• _PROBLEM TO SOLVE_
Update the listing below by changing every "history" to "recent" and leaving everything else as it is. Leave the pictures out of your answer.

☆ ☆ ☆ ☆ ☆ ☆ ☆

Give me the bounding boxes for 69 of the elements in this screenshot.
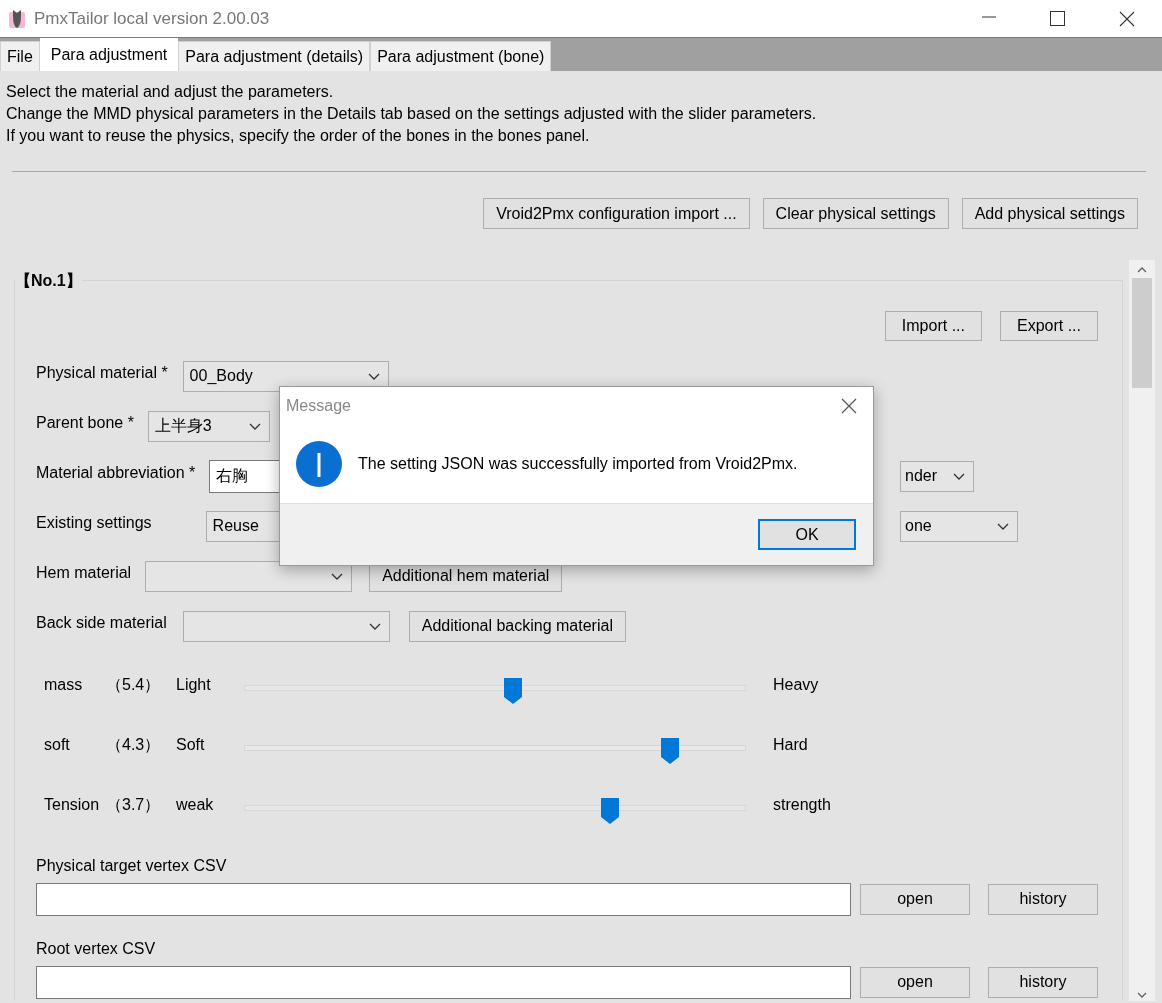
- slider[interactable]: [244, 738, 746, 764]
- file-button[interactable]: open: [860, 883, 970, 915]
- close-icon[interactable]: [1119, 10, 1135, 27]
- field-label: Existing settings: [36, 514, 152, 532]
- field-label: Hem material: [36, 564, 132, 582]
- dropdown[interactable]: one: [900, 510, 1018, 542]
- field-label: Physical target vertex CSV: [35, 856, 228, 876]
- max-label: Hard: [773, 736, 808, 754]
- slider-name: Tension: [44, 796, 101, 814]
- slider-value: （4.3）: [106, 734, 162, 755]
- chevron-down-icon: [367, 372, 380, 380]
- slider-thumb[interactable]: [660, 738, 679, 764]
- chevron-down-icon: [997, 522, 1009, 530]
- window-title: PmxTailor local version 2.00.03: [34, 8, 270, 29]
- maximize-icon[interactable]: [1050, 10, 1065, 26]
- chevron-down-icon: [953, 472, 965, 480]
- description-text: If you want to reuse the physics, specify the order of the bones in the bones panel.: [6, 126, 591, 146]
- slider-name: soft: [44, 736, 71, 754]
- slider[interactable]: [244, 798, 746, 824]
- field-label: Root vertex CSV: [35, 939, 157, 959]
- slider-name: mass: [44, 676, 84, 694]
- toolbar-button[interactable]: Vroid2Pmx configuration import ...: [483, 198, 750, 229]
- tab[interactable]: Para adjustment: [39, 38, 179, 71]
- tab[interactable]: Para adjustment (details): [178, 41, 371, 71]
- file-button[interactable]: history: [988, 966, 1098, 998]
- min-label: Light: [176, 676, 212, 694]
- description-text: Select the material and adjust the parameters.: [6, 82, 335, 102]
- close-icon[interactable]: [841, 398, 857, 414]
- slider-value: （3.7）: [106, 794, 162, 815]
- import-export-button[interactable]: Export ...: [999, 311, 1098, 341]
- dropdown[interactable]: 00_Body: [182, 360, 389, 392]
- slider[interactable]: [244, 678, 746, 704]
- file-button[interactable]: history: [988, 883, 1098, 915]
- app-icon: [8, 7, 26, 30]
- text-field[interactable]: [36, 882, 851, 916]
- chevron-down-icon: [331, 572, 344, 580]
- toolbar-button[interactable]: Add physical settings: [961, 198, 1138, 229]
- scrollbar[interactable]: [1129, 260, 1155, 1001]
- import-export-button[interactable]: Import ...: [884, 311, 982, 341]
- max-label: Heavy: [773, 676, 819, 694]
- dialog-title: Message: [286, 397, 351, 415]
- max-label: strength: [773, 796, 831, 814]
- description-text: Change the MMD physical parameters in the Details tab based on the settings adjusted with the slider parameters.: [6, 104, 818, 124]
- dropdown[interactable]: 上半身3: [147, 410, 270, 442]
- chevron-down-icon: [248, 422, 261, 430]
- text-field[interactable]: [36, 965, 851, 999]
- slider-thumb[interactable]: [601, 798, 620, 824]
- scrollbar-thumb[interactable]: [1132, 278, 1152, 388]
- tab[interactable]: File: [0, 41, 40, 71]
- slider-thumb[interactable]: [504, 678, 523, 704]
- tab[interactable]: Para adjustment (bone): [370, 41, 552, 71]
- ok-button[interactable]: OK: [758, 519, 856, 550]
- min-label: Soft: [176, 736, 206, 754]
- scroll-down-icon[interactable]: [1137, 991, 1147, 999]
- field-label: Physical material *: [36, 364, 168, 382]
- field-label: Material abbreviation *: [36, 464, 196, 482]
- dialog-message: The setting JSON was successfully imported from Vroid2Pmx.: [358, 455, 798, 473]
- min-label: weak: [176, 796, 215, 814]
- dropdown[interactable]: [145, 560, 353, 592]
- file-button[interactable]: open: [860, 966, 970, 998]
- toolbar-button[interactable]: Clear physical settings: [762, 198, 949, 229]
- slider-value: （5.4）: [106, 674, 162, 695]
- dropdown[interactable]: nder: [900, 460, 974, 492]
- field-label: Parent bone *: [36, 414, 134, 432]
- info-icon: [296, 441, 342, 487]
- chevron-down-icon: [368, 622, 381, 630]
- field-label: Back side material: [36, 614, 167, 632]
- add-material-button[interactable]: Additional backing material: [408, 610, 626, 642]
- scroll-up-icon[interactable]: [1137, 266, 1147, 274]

☆ ☆ ☆ ☆ ☆ ☆ ☆

• _FULL ANSWER_
Give me the bounding boxes for 69 of the elements in this screenshot.
- slider[interactable]: [244, 738, 746, 764]
- file-button[interactable]: open: [860, 883, 970, 915]
- close-icon[interactable]: [1119, 10, 1135, 27]
- field-label: Existing settings: [36, 514, 152, 532]
- field-label: Hem material: [36, 564, 132, 582]
- dropdown[interactable]: one: [900, 510, 1018, 542]
- field-label: Physical target vertex CSV: [35, 856, 228, 876]
- max-label: Hard: [773, 736, 808, 754]
- slider-name: Tension: [44, 796, 101, 814]
- slider-value: （4.3）: [106, 734, 162, 755]
- chevron-down-icon: [367, 372, 380, 380]
- slider-thumb[interactable]: [660, 738, 679, 764]
- chevron-down-icon: [997, 522, 1009, 530]
- window-title: PmxTailor local version 2.00.03: [34, 8, 270, 29]
- maximize-icon[interactable]: [1050, 10, 1065, 26]
- chevron-down-icon: [953, 472, 965, 480]
- description-text: If you want to reuse the physics, specify the order of the bones in the bones panel.: [6, 126, 591, 146]
- slider-name: soft: [44, 736, 71, 754]
- slider[interactable]: [244, 798, 746, 824]
- field-label: Root vertex CSV: [35, 939, 157, 959]
- slider-name: mass: [44, 676, 84, 694]
- toolbar-button[interactable]: Vroid2Pmx configuration import ...: [483, 198, 750, 229]
- tab[interactable]: Para adjustment: [39, 38, 179, 71]
- tab[interactable]: Para adjustment (details): [178, 41, 371, 71]
- file-button[interactable]: recent: [988, 966, 1098, 998]
- min-label: Light: [176, 676, 212, 694]
- description-text: Select the material and adjust the parameters.: [6, 82, 335, 102]
- close-icon[interactable]: [841, 398, 857, 414]
- slider-value: （3.7）: [106, 794, 162, 815]
- import-export-button[interactable]: Export ...: [999, 311, 1098, 341]
- dropdown[interactable]: 00_Body: [182, 360, 389, 392]
- slider[interactable]: [244, 678, 746, 704]
- file-button[interactable]: recent: [988, 883, 1098, 915]
- app-icon: [8, 7, 26, 30]
- text-field[interactable]: [36, 882, 851, 916]
- chevron-down-icon: [331, 572, 344, 580]
- toolbar-button[interactable]: Add physical settings: [961, 198, 1138, 229]
- scrollbar[interactable]: [1129, 260, 1155, 1001]
- import-export-button[interactable]: Import ...: [884, 311, 982, 341]
- max-label: Heavy: [773, 676, 819, 694]
- dialog-title: Message: [286, 397, 351, 415]
- max-label: strength: [773, 796, 831, 814]
- description-text: Change the MMD physical parameters in the Details tab based on the settings adjusted with the slider parameters.: [6, 104, 818, 124]
- dropdown[interactable]: 上半身3: [147, 410, 270, 442]
- chevron-down-icon: [248, 422, 261, 430]
- text-field[interactable]: [36, 965, 851, 999]
- slider-thumb[interactable]: [601, 798, 620, 824]
- scrollbar-thumb[interactable]: [1132, 278, 1152, 388]
- tab[interactable]: File: [0, 41, 40, 71]
- slider-thumb[interactable]: [504, 678, 523, 704]
- tab[interactable]: Para adjustment (bone): [370, 41, 552, 71]
- ok-button[interactable]: OK: [758, 519, 856, 550]
- min-label: Soft: [176, 736, 206, 754]
- scroll-down-icon[interactable]: [1137, 991, 1147, 999]
- field-label: Physical material *: [36, 364, 168, 382]
- field-label: Material abbreviation *: [36, 464, 196, 482]
- dialog-message: The setting JSON was successfully imported from Vroid2Pmx.: [358, 455, 798, 473]
- min-label: weak: [176, 796, 215, 814]
- dropdown[interactable]: [145, 560, 353, 592]
- file-button[interactable]: open: [860, 966, 970, 998]
- toolbar-button[interactable]: Clear physical settings: [762, 198, 949, 229]
- slider-value: （5.4）: [106, 674, 162, 695]
- dropdown[interactable]: nder: [900, 460, 974, 492]
- field-label: Parent bone *: [36, 414, 134, 432]
- info-icon: [296, 441, 342, 487]
- chevron-down-icon: [368, 622, 381, 630]
- field-label: Back side material: [36, 614, 167, 632]
- add-material-button[interactable]: Additional backing material: [408, 610, 626, 642]
- scroll-up-icon[interactable]: [1137, 266, 1147, 274]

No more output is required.